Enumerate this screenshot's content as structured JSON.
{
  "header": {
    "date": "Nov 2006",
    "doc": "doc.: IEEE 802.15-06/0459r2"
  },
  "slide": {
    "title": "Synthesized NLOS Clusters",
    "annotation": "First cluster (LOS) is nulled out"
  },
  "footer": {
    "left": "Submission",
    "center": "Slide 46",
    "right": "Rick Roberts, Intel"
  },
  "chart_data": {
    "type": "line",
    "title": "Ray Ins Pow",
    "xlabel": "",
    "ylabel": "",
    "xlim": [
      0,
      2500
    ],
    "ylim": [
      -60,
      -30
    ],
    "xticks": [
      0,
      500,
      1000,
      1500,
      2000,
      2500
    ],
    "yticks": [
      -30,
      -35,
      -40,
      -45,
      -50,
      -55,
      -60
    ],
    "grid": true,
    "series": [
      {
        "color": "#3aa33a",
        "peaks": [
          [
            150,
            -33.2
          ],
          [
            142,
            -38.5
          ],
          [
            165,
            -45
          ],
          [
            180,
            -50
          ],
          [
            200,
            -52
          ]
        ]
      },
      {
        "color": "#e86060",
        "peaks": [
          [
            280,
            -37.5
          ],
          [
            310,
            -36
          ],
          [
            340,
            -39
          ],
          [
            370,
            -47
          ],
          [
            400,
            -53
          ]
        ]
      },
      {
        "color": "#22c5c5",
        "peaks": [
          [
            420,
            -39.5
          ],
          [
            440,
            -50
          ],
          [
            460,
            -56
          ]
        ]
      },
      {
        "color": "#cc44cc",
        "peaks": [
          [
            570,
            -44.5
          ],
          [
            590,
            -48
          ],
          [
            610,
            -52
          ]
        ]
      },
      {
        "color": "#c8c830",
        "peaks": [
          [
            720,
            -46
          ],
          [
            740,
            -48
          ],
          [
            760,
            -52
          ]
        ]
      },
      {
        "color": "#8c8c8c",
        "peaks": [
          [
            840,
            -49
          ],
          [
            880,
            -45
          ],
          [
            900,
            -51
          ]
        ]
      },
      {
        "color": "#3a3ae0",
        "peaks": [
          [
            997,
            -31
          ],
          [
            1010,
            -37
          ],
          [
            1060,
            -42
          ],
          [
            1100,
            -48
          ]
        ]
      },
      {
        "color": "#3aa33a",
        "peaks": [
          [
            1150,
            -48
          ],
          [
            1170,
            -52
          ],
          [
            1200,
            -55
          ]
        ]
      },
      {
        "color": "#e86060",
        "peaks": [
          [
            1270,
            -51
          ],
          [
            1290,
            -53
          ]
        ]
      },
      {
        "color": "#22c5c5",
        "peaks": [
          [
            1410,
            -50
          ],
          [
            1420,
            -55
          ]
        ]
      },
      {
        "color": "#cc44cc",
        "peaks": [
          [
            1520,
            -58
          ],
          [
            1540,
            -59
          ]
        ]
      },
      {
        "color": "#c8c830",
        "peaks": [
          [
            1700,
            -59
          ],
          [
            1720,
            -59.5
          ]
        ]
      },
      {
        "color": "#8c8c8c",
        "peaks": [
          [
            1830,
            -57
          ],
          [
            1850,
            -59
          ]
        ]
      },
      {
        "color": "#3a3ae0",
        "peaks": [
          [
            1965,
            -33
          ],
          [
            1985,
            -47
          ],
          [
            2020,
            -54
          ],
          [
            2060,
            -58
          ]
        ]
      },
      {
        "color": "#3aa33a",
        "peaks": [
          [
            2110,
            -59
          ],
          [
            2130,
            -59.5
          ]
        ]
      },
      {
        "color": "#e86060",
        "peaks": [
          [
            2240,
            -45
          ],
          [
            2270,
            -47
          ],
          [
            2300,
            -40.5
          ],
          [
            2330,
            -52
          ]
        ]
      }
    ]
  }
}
::::
▸ **WHAT THIS TASK INVOLVES**
Look through the material above. Copy each line where the word "title" appears.

▸ **COMPLETE OUTPUT**
    "title": "Synthesized NLOS Clusters",
    "title": "Ray Ins Pow",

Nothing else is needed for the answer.